What to work on: Reproduce all of the material exactly as shown.

##### Task data

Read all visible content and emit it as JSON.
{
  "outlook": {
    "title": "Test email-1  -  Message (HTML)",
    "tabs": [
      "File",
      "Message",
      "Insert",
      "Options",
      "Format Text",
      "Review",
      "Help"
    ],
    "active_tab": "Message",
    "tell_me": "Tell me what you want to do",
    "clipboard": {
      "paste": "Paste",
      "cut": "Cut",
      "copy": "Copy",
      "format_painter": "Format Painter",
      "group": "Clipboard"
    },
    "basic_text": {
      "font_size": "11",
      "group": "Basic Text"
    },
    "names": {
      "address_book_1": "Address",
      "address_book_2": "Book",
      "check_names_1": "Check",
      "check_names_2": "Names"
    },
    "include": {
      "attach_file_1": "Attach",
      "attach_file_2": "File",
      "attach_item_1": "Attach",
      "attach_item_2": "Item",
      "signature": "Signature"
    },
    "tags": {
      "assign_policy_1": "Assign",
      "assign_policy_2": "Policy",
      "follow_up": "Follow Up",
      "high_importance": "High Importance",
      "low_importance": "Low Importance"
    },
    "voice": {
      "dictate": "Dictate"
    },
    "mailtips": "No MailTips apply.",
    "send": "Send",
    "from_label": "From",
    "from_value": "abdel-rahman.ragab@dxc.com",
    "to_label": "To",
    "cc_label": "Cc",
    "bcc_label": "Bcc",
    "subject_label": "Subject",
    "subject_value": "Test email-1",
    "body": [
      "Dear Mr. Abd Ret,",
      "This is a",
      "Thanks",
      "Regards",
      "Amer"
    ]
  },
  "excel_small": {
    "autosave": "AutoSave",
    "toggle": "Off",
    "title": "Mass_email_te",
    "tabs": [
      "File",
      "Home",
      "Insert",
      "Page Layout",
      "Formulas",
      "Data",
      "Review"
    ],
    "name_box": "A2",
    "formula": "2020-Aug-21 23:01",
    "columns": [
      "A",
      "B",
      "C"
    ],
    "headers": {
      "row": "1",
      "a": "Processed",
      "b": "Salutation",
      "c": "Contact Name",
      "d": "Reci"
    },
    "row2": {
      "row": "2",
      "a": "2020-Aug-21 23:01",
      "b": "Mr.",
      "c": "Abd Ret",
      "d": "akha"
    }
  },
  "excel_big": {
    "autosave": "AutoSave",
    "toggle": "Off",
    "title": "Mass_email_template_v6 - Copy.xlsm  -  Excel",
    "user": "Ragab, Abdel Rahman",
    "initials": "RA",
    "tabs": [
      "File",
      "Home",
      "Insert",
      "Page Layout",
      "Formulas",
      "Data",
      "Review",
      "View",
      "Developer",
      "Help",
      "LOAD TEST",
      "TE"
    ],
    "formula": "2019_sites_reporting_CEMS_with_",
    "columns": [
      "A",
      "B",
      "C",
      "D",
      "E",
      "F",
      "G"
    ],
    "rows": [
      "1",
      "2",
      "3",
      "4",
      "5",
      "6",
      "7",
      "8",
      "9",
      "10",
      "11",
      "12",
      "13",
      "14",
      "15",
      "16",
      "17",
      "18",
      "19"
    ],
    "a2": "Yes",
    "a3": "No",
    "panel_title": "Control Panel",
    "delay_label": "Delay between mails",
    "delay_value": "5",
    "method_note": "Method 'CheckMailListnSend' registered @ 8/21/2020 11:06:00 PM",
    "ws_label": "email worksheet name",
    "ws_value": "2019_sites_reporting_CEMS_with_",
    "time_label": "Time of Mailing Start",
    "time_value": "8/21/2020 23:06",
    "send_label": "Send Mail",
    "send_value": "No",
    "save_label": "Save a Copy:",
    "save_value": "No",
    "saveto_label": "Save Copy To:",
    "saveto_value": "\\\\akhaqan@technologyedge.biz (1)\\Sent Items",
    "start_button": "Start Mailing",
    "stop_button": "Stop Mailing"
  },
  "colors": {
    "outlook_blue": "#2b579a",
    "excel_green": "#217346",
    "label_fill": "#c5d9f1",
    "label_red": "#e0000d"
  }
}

##########

Final result:
Read all visible content and emit it as JSON.
{
  "outlook": {
    "title": "Test email-1  -  Message (HTML)",
    "tabs": [
      "File",
      "Message",
      "Insert",
      "Options",
      "Format Text",
      "Review",
      "Help"
    ],
    "active_tab": "Message",
    "tell_me": "Tell me what you want to do",
    "clipboard": {
      "paste": "Paste",
      "cut": "Cut",
      "copy": "Copy",
      "format_painter": "Format Painter",
      "group": "Clipboard"
    },
    "basic_text": {
      "font_size": "11",
      "group": "Basic Text"
    },
    "names": {
      "address_book_1": "Address",
      "address_book_2": "Book",
      "check_names_1": "Check",
      "check_names_2": "Names"
    },
    "include": {
      "attach_file_1": "Attach",
      "attach_file_2": "File",
      "attach_item_1": "Attach",
      "attach_item_2": "Item",
      "signature": "Signature"
    },
    "tags": {
      "assign_policy_1": "Assign",
      "assign_policy_2": "Policy",
      "follow_up": "Follow Up",
      "high_importance": "High Importance",
      "low_importance": "Low Importance"
    },
    "voice": {
      "dictate": "Dictate"
    },
    "mailtips": "No MailTips apply.",
    "send": "Send",
    "from_label": "From",
    "from_value": "abdel-rahman.ragab@dxc.com",
    "to_label": "To",
    "cc_label": "Cc",
    "bcc_label": "Bcc",
    "subject_label": "Subject",
    "subject_value": "Test email-1",
    "body": [
      "Dear Mr. Abd Ret,",
      "This is a",
      "Thanks",
      "Regards",
      "Amer"
    ]
  },
  "excel_small": {
    "autosave": "AutoSave",
    "toggle": "Off",
    "title": "Mass_email_te",
    "tabs": [
      "File",
      "Home",
      "Insert",
      "Page Layout",
      "Formulas",
      "Data",
      "Review"
    ],
    "name_box": "A2",
    "formula": "2020-Aug-21 23:01",
    "columns": [
      "A",
      "B",
      "C"
    ],
    "headers": {
      "row": "1",
      "a": "Processed",
      "b": "Salutation",
      "c": "Contact Name",
      "d": "Reci"
    },
    "row2": {
      "row": "2",
      "a": "2020-Aug-21 23:01",
      "b": "Mr.",
      "c": "Abd Ret",
      "d": "akha"
    }
  },
  "excel_big": {
    "autosave": "AutoSave",
    "toggle": "Off",
    "title": "Mass_email_template_v6 - Copy.xlsm  -  Excel",
    "user": "Ragab, Abdel Rahman",
    "initials": "RA",
    "tabs": [
      "File",
      "Home",
      "Insert",
      "Page Layout",
      "Formulas",
      "Data",
      "Review",
      "View",
      "Developer",
      "Help",
      "LOAD TEST",
      "TE"
    ],
    "formula": "2019_sites_reporting_CEMS_with_",
    "columns": [
      "A",
      "B",
      "C",
      "D",
      "E",
      "F",
      "G"
    ],
    "rows": [
      "1",
      "2",
      "3",
      "4",
      "5",
      "6",
      "7",
      "8",
      "9",
      "10",
      "11",
      "12",
      "13",
      "14",
      "15",
      "16",
      "17",
      "18",
      "19"
    ],
    "a2": "Yes",
    "a3": "No",
    "panel_title": "Control Panel",
    "delay_label": "Delay between mails",
    "delay_value": "5",
    "method_note": "Method 'CheckMailListnSend' registered @ 8/21/2020 11:06:00 PM",
    "ws_label": "email worksheet name",
    "ws_value": "2019_sites_reporting_CEMS_with_",
    "time_label": "Time of Mailing Start",
    "time_value": "8/21/2020 23:06",
    "send_label": "Send Mail",
    "send_value": "No",
    "save_label": "Save a Copy:",
    "save_value": "No",
    "saveto_label": "Save Copy To:",
    "saveto_value": "\\\\akhaqan@technologyedge.biz (1)\\Sent Items",
    "start_button": "Start Mailing",
    "stop_button": "Stop Mailing"
  },
  "colors": {
    "outlook_blue": "#2b579a",
    "excel_green": "#217346",
    "label_fill": "#c5d9f1",
    "label_red": "#e0000d"
  }
}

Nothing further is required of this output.